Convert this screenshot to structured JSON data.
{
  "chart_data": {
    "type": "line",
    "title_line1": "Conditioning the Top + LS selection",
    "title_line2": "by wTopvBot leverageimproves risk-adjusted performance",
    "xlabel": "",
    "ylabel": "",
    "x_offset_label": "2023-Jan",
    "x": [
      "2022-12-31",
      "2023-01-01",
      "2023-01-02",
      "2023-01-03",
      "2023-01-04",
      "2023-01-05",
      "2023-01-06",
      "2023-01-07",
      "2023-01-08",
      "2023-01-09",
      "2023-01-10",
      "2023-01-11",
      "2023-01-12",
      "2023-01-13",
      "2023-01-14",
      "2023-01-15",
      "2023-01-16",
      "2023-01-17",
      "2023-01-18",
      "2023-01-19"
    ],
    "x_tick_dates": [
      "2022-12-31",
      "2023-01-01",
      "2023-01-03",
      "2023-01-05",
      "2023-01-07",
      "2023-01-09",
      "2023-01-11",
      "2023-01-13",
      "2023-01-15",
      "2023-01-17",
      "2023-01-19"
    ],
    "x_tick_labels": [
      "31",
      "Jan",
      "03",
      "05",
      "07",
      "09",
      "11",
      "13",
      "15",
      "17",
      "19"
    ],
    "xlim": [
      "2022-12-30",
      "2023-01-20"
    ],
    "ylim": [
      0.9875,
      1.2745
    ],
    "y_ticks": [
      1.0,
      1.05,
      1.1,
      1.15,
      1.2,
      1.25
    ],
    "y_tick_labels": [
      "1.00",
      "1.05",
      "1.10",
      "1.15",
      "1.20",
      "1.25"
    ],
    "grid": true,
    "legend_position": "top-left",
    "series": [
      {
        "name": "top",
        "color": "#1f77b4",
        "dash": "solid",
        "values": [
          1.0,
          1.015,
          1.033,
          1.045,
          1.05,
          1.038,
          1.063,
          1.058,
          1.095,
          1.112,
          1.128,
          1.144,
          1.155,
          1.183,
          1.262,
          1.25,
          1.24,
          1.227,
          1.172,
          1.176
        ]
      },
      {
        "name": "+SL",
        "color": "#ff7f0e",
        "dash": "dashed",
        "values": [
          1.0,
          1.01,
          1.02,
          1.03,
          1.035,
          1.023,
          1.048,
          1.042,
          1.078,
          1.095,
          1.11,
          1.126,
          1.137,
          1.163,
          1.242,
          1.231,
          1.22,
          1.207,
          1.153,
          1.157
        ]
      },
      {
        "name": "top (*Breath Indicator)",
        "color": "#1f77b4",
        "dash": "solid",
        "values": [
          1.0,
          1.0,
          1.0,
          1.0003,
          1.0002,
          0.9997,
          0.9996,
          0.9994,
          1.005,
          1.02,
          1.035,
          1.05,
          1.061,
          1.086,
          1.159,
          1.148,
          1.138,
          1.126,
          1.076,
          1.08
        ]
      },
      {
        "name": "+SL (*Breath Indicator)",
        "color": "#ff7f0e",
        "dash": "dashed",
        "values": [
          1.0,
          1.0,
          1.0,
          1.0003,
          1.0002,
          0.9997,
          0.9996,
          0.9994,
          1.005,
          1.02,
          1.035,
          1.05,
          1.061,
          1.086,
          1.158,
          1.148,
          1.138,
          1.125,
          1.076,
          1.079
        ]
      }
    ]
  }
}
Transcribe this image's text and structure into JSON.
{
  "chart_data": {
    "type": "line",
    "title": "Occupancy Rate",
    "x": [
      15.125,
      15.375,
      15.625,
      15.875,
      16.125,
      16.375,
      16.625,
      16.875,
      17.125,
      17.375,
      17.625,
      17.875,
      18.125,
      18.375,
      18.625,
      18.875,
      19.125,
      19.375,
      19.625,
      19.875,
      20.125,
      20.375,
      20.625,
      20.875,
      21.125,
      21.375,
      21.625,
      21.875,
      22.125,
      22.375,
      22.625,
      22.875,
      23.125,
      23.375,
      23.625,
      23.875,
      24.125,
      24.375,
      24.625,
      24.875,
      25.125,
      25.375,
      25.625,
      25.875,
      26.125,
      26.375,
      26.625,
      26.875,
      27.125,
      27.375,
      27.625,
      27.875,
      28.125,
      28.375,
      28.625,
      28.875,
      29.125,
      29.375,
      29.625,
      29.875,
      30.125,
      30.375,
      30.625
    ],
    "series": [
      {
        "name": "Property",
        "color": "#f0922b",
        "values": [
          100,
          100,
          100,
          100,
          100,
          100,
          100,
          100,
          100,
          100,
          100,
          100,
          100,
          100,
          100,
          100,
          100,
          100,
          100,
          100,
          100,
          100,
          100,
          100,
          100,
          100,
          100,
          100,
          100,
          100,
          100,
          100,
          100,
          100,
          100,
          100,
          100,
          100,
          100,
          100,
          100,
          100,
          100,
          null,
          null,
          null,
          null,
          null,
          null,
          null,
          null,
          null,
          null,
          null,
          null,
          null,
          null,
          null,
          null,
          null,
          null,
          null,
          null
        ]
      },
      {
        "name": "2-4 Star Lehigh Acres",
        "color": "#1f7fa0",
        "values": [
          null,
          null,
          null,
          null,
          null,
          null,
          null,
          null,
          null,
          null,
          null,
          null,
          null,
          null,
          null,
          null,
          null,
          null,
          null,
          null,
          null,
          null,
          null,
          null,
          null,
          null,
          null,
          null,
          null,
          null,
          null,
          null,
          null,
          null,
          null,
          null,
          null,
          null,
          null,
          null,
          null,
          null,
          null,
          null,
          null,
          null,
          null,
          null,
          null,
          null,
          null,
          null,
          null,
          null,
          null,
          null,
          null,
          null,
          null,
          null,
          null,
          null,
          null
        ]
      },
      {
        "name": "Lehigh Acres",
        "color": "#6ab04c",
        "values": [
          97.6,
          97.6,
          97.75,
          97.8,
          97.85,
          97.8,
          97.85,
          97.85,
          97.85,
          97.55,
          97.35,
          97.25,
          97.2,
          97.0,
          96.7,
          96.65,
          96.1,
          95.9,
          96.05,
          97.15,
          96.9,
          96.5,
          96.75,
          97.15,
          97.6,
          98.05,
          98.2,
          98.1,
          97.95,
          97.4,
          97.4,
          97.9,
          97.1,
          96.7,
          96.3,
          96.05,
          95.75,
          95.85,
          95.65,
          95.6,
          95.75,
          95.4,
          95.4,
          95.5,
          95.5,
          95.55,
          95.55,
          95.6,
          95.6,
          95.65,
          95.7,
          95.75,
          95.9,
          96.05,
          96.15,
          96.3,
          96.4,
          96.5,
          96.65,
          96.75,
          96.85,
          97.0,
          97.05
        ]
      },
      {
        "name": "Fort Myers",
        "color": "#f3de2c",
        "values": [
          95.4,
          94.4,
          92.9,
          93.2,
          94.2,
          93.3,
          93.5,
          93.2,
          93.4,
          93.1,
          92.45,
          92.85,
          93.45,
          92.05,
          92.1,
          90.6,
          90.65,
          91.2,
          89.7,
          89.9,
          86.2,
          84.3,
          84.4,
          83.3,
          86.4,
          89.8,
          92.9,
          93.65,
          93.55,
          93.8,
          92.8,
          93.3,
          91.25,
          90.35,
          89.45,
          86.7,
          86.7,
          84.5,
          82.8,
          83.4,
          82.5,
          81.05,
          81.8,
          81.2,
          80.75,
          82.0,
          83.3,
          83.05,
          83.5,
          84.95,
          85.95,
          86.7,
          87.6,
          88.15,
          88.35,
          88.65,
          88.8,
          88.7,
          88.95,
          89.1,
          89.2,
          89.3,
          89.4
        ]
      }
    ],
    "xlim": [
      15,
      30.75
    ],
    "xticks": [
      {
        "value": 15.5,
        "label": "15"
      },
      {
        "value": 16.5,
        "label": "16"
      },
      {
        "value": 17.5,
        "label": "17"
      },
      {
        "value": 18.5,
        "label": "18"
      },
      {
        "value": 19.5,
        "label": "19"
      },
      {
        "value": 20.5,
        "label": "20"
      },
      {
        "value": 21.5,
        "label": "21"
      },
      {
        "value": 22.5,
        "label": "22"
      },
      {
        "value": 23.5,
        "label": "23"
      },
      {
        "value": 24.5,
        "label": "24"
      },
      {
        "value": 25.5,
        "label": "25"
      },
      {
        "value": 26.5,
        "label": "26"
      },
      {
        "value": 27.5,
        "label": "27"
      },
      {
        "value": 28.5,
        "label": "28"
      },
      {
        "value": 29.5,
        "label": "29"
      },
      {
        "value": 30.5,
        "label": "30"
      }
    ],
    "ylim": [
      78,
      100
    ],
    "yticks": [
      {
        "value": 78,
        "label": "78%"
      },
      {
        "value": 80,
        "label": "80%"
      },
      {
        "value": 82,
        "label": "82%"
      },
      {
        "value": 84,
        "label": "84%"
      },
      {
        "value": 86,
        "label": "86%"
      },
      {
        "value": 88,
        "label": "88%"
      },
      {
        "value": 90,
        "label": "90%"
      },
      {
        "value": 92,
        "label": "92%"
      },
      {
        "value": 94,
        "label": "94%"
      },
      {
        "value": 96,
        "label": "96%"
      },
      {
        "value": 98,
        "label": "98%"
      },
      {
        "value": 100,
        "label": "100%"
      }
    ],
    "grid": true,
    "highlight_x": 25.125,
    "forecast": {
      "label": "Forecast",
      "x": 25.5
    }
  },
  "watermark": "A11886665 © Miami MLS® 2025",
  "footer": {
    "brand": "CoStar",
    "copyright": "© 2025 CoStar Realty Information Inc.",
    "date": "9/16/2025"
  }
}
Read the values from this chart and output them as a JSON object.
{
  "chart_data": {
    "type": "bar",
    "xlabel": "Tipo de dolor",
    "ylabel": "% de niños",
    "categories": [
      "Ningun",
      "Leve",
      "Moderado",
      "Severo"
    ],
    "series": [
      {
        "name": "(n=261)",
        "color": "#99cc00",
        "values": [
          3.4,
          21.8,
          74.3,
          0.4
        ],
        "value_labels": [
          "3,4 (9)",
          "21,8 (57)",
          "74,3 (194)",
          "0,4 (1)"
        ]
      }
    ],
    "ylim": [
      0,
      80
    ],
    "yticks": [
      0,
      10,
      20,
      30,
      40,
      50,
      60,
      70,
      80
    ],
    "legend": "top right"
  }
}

• • •

— WHAT TO DO —
Determine how many lines in the listing above hold the word "Breath", answering with the number only.

— TASK SOLUTION —
2